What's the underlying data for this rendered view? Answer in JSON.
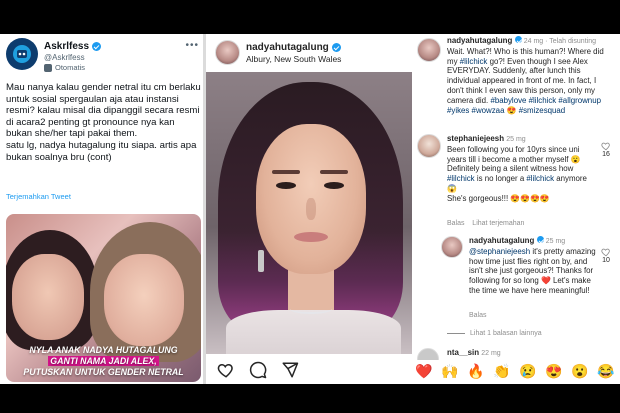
{
  "tweet": {
    "name": "Askrlfess",
    "handle": "@Askrlfess",
    "automated": "Otomatis",
    "body": [
      "Mau nanya kalau gender netral itu cm berlaku untuk sosial spergaulan aja atau instansi resmi? kalau misal dia dipanggil secara resmi di acara2 penting gt pronounce nya kan bukan she/her tapi pakai them.",
      "satu lg, nadya hutagalung itu siapa. artis apa bukan soalnya bru (cont)"
    ],
    "translate": "Terjemahkan Tweet",
    "image_caption_line1": "NYLA ANAK NADYA HUTAGALUNG",
    "image_caption_line2": "GANTI NAMA JADI ALEX,",
    "image_caption_line3": "PUTUSKAN UNTUK GENDER NETRAL"
  },
  "post": {
    "username": "nadyahutagalung",
    "location": "Albury, New South Wales"
  },
  "comments": [
    {
      "user": "nadyahutagalung",
      "meta": "24 mg · Telah disunting",
      "text": "Wait. What?! Who is this human?! Where did my",
      "tag1": "#lilchick",
      "text2": "go?! Even though I see Alex EVERYDAY. Suddenly, after lunch this individual appeared in front of me. In fact, I don't think I even saw this person, only my camera did.",
      "tags": "#babylove #lilchick #allgrownup #yikes #wowzaa",
      "emoji": "😍",
      "tags2": "#smizesquad"
    },
    {
      "user": "stephaniejeesh",
      "meta": "25 mg",
      "line1": "Been following you for 10yrs since uni years till i become a mother myself",
      "emoji1": "😮",
      "line2": "Definitely being a silent witness how",
      "tag": "#lilchick",
      "line2b": "is no longer a",
      "tag2": "#lilchick",
      "line2c": "anymore",
      "emoji2": "😱",
      "line3": "She's gorgeous!!!",
      "emoji3": "😍😍😍😍",
      "likes": "16",
      "reply_label": "Balas",
      "translate_label": "Lihat terjemahan"
    },
    {
      "user": "nadyahutagalung",
      "meta": "25 mg",
      "mention": "@stephaniejeesh",
      "text": "it's pretty amazing how time just flies right on by, and isn't she just gorgeous?! Thanks for following for so long",
      "emoji_heart": "❤️",
      "text2": "Let's make the time we have here meaningful!",
      "likes": "10",
      "reply_label": "Balas"
    }
  ],
  "view_replies": "Lihat 1 balasan lainnya",
  "next_comment": {
    "user": "nta__sin",
    "meta": "22 mg"
  },
  "emoji_bar": [
    "❤️",
    "🙌",
    "🔥",
    "👏",
    "😢",
    "😍",
    "😮",
    "😂"
  ]
}
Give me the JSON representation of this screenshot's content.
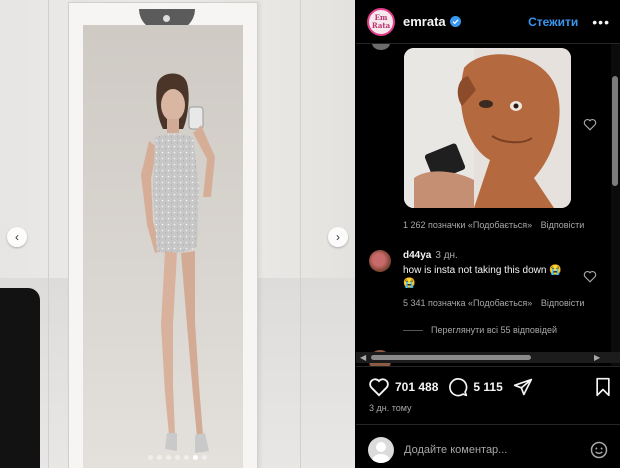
{
  "post": {
    "username": "emrata",
    "avatar_text": "Em Rata",
    "follow_label": "Стежити",
    "more_label": "•••",
    "likes_count": "701 488",
    "comments_count": "5 115",
    "posted_ago": "3 дн. тому"
  },
  "comments": [
    {
      "kind": "gif",
      "likes_line": "1 262 позначки «Подобається»",
      "reply_label": "Відповісти"
    },
    {
      "user": "d44ya",
      "time": "3 дн.",
      "text": "how is insta not taking this down 😭😭",
      "likes_line": "5 341 позначка «Подобається»",
      "reply_label": "Відповісти",
      "view_replies": "Переглянути всі 55 відповідей"
    }
  ],
  "add_comment": {
    "placeholder": "Додайте коментар..."
  },
  "carousel": {
    "dots": 7,
    "active_dot": 5
  },
  "colors": {
    "accent": "#3897f0",
    "verified": "#3897f0",
    "background": "#000000",
    "muted": "#a8a8a8"
  },
  "icons": [
    "heart-icon",
    "comment-icon",
    "share-icon",
    "bookmark-icon",
    "emoji-icon",
    "verified-icon",
    "chevron-left-icon",
    "chevron-right-icon"
  ]
}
+++++
:: INSTRUCTIONS FOR THE TASK ::
Will you set down the records word for word while leaving out every picture?

:: COMPLETE RESPONSE ::
What's the underlying data for this rendered view? Answer in JSON.
{
  "tweet": {
    "name": "Askrlfess",
    "handle": "@Askrlfess",
    "automated": "Otomatis",
    "body": [
      "Mau nanya kalau gender netral itu cm berlaku untuk sosial spergaulan aja atau instansi resmi? kalau misal dia dipanggil secara resmi di acara2 penting gt pronounce nya kan bukan she/her tapi pakai them.",
      "satu lg, nadya hutagalung itu siapa. artis apa bukan soalnya bru (cont)"
    ],
    "translate": "Terjemahkan Tweet",
    "image_caption_line1": "NYLA ANAK NADYA HUTAGALUNG",
    "image_caption_line2": "GANTI NAMA JADI ALEX,",
    "image_caption_line3": "PUTUSKAN UNTUK GENDER NETRAL"
  },
  "post": {
    "username": "nadyahutagalung",
    "location": "Albury, New South Wales"
  },
  "comments": [
    {
      "user": "nadyahutagalung",
      "meta": "24 mg · Telah disunting",
      "text": "Wait. What?! Who is this human?! Where did my",
      "tag1": "#lilchick",
      "text2": "go?! Even though I see Alex EVERYDAY. Suddenly, after lunch this individual appeared in front of me. In fact, I don't think I even saw this person, only my camera did.",
      "tags": "#babylove #lilchick #allgrownup #yikes #wowzaa",
      "emoji": "😍",
      "tags2": "#smizesquad"
    },
    {
      "user": "stephaniejeesh",
      "meta": "25 mg",
      "line1": "Been following you for 10yrs since uni years till i become a mother myself",
      "emoji1": "😮",
      "line2": "Definitely being a silent witness how",
      "tag": "#lilchick",
      "line2b": "is no longer a",
      "tag2": "#lilchick",
      "line2c": "anymore",
      "emoji2": "😱",
      "line3": "She's gorgeous!!!",
      "emoji3": "😍😍😍😍",
      "likes": "16",
      "reply_label": "Balas",
      "translate_label": "Lihat terjemahan"
    },
    {
      "user": "nadyahutagalung",
      "meta": "25 mg",
      "mention": "@stephaniejeesh",
      "text": "it's pretty amazing how time just flies right on by, and isn't she just gorgeous?! Thanks for following for so long",
      "emoji_heart": "❤️",
      "text2": "Let's make the time we have here meaningful!",
      "likes": "10",
      "reply_label": "Balas"
    }
  ],
  "view_replies": "Lihat 1 balasan lainnya",
  "next_comment": {
    "user": "nta__sin",
    "meta": "22 mg"
  },
  "emoji_bar": [
    "❤️",
    "🙌",
    "🔥",
    "👏",
    "😢",
    "😍",
    "😮",
    "😂"
  ]
}
Give me the JSON representation of this screenshot's content.
{
  "post": {
    "username": "emrata",
    "avatar_text": "Em Rata",
    "follow_label": "Стежити",
    "more_label": "•••",
    "likes_count": "701 488",
    "comments_count": "5 115",
    "posted_ago": "3 дн. тому"
  },
  "comments": [
    {
      "kind": "gif",
      "likes_line": "1 262 позначки «Подобається»",
      "reply_label": "Відповісти"
    },
    {
      "user": "d44ya",
      "time": "3 дн.",
      "text": "how is insta not taking this down 😭😭",
      "likes_line": "5 341 позначка «Подобається»",
      "reply_label": "Відповісти",
      "view_replies": "Переглянути всі 55 відповідей"
    }
  ],
  "add_comment": {
    "placeholder": "Додайте коментар..."
  },
  "carousel": {
    "dots": 7,
    "active_dot": 5
  },
  "colors": {
    "accent": "#3897f0",
    "verified": "#3897f0",
    "background": "#000000",
    "muted": "#a8a8a8"
  },
  "icons": [
    "heart-icon",
    "comment-icon",
    "share-icon",
    "bookmark-icon",
    "emoji-icon",
    "verified-icon",
    "chevron-left-icon",
    "chevron-right-icon"
  ]
}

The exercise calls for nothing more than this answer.